REQUIREMENTS
Quote all of the data below exactly, please.

Extracted records:
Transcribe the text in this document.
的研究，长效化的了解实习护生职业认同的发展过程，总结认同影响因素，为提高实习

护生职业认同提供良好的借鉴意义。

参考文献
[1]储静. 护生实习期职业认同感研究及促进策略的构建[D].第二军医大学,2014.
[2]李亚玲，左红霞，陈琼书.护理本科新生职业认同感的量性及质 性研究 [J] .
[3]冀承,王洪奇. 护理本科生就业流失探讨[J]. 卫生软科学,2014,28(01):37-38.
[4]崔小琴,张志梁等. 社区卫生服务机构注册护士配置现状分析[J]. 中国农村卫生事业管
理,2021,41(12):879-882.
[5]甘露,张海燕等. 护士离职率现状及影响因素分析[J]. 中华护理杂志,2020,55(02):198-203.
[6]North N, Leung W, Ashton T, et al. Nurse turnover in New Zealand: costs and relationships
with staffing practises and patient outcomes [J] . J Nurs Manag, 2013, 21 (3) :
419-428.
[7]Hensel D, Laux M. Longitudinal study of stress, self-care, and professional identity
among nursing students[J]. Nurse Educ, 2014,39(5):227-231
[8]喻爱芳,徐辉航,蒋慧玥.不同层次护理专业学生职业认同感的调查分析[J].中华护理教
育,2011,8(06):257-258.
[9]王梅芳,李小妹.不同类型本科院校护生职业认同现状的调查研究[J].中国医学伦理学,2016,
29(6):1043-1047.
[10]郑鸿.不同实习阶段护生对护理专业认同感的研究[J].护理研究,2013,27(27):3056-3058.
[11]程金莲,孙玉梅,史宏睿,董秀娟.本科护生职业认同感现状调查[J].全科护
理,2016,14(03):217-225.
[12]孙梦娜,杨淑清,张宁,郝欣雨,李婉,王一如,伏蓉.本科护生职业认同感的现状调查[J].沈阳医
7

FULL ANSWER
Transcribe the text in this document.
的研究，长效化的了解实习护生职业认同的发展过程，总结认同影响因素，为提高实习

护生职业认同提供良好的借鉴意义。

参考文献
[1]储静. 护生实习期职业认同感研究及促进策略的构建[D].第二军医大学,2014.
[2]李亚玲，左红霞，陈琼书.护理本科新生职业认同感的量性及质 性研究 [J] .
[3]冀承,王洪奇. 护理本科生就业流失探讨[J]. 卫生软科学,2014,28(01):37-38.
[4]崔小琴,张志梁等. 社区卫生服务机构注册护士配置现状分析[J]. 中国农村卫生事业管
理,2021,41(12):879-882.
[5]甘露,张海燕等. 护士离职率现状及影响因素分析[J]. 中华护理杂志,2020,55(02):198-203.
[6]North N, Leung W, Ashton T, et al. Nurse turnover in New Zealand: costs and relationships
with staffing practises and patient outcomes [J] . J Nurs Manag, 2013, 21 (3) :
419-428.
[7]Hensel D, Laux M. Longitudinal study of stress, self-care, and professional identity
among nursing students[J]. Nurse Educ, 2014,39(5):227-231
[8]喻爱芳,徐辉航,蒋慧玥.不同层次护理专业学生职业认同感的调查分析[J].中华护理教
育,2011,8(06):257-258.
[9]王梅芳,李小妹.不同类型本科院校护生职业认同现状的调查研究[J].中国医学伦理学,2016,
29(6):1043-1047.
[10]郑鸿.不同实习阶段护生对护理专业认同感的研究[J].护理研究,2013,27(27):3056-3058.
[11]程金莲,孙玉梅,史宏睿,董秀娟.本科护生职业认同感现状调查[J].全科护
理,2016,14(03):217-225.
[12]孙梦娜,杨淑清,张宁,郝欣雨,李婉,王一如,伏蓉.本科护生职业认同感的现状调查[J].沈阳医
7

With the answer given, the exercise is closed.